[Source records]
++++++++++++++++++++

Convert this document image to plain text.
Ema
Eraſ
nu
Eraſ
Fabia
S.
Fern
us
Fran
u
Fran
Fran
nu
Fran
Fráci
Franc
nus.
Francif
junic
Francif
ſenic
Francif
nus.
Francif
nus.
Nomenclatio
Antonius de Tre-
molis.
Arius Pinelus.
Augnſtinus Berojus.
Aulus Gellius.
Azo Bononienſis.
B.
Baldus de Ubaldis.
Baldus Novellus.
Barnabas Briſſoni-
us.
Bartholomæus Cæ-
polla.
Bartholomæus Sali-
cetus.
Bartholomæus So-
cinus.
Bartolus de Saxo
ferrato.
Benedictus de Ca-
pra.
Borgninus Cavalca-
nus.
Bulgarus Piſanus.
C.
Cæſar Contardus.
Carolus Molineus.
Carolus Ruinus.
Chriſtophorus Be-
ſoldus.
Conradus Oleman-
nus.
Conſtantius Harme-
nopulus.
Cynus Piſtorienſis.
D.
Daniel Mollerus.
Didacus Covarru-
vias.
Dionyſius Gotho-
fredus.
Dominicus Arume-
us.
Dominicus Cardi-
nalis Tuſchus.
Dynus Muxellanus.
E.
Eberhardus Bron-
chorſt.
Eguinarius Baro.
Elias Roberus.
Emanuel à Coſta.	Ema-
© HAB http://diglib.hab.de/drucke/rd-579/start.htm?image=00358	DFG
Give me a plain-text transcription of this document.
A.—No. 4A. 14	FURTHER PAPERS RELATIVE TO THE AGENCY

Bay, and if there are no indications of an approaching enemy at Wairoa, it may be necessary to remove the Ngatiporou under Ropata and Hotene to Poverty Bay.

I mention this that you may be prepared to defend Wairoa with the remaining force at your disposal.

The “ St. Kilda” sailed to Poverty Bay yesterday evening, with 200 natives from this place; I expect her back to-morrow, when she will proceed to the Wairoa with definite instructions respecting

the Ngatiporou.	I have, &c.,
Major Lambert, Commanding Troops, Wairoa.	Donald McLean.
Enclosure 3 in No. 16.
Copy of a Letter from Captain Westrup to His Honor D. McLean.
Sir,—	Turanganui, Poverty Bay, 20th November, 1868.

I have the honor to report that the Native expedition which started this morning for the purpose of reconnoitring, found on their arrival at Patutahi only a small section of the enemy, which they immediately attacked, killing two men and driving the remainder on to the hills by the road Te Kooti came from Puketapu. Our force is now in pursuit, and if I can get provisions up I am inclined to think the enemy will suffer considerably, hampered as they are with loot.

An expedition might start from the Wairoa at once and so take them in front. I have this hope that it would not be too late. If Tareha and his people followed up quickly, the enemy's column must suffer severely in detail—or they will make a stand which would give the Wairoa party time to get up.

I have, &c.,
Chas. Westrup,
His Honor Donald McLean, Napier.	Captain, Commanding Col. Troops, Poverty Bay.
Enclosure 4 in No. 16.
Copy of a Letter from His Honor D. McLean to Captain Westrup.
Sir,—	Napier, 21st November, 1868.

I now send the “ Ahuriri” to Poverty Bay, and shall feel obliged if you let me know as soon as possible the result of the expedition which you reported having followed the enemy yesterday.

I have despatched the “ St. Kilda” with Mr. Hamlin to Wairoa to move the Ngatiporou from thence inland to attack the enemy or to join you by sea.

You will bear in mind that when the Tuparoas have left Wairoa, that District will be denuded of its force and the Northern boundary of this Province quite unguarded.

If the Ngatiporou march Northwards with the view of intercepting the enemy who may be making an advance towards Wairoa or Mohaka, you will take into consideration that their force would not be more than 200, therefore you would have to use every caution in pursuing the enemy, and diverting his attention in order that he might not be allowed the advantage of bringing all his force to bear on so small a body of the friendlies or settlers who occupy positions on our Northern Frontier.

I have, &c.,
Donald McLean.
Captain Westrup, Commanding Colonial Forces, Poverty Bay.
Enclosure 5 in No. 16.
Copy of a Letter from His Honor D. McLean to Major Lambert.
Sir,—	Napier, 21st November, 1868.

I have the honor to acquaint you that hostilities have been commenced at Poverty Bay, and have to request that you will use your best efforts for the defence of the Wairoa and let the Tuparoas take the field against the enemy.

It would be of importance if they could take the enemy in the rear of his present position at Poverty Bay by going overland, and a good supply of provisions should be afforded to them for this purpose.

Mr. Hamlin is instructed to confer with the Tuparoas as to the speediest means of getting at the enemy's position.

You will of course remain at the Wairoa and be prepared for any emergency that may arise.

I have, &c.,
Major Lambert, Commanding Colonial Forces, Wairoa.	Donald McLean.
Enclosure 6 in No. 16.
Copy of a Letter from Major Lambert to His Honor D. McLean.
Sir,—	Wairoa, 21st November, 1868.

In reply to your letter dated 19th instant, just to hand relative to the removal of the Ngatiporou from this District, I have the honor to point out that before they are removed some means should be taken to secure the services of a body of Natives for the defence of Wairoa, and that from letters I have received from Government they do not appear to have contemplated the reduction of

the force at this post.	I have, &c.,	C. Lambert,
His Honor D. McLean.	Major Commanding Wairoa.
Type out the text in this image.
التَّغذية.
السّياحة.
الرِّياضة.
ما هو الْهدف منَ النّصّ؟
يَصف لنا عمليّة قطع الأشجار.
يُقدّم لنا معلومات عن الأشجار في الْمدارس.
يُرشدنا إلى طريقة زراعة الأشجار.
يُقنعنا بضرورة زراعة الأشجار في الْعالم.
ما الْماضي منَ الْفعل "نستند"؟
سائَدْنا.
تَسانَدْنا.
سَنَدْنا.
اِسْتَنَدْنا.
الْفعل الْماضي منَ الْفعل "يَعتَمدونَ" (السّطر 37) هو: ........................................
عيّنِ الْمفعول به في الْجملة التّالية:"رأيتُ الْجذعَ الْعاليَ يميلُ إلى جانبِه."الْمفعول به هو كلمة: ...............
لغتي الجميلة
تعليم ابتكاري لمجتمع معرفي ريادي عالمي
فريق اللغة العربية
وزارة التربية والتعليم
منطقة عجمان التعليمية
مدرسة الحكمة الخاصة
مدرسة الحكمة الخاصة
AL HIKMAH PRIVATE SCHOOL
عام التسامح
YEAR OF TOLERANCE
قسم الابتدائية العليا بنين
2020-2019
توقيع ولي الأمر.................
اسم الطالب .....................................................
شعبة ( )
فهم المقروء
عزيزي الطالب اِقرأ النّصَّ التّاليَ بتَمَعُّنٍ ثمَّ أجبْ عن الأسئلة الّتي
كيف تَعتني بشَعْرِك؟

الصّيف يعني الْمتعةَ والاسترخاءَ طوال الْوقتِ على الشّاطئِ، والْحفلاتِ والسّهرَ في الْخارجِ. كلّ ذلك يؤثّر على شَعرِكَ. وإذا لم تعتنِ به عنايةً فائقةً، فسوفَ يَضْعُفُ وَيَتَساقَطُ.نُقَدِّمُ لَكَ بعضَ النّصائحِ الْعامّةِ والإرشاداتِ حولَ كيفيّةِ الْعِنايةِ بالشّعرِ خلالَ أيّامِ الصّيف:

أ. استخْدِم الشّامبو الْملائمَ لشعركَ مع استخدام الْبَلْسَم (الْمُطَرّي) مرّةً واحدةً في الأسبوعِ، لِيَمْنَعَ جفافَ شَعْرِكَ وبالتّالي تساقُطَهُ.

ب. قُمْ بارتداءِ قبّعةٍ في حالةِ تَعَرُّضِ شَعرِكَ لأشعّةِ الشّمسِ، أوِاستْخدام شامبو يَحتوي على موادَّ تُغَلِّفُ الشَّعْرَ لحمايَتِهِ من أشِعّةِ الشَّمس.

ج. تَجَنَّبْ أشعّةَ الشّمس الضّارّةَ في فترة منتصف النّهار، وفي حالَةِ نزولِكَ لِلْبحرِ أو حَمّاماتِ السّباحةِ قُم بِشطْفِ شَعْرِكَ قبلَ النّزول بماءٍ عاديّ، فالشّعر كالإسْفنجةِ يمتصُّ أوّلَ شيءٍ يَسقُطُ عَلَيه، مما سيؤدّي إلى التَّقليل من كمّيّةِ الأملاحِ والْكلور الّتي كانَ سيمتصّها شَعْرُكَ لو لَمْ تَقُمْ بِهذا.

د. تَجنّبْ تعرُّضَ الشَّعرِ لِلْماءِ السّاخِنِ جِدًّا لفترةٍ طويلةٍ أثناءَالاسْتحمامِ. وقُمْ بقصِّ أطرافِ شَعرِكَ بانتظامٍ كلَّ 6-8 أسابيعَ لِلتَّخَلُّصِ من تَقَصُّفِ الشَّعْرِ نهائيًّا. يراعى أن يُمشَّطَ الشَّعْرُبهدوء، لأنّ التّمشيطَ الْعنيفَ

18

++++++++++++++++++++

### [Problem statement]
Find the lines containing "Forces" and list every one of them.

### [Answer for this exercise]
Captain Westrup, Commanding Colonial Forces, Poverty Bay.
Major Lambert, Commanding Colonial Forces, Wairoa.	Donald McLean.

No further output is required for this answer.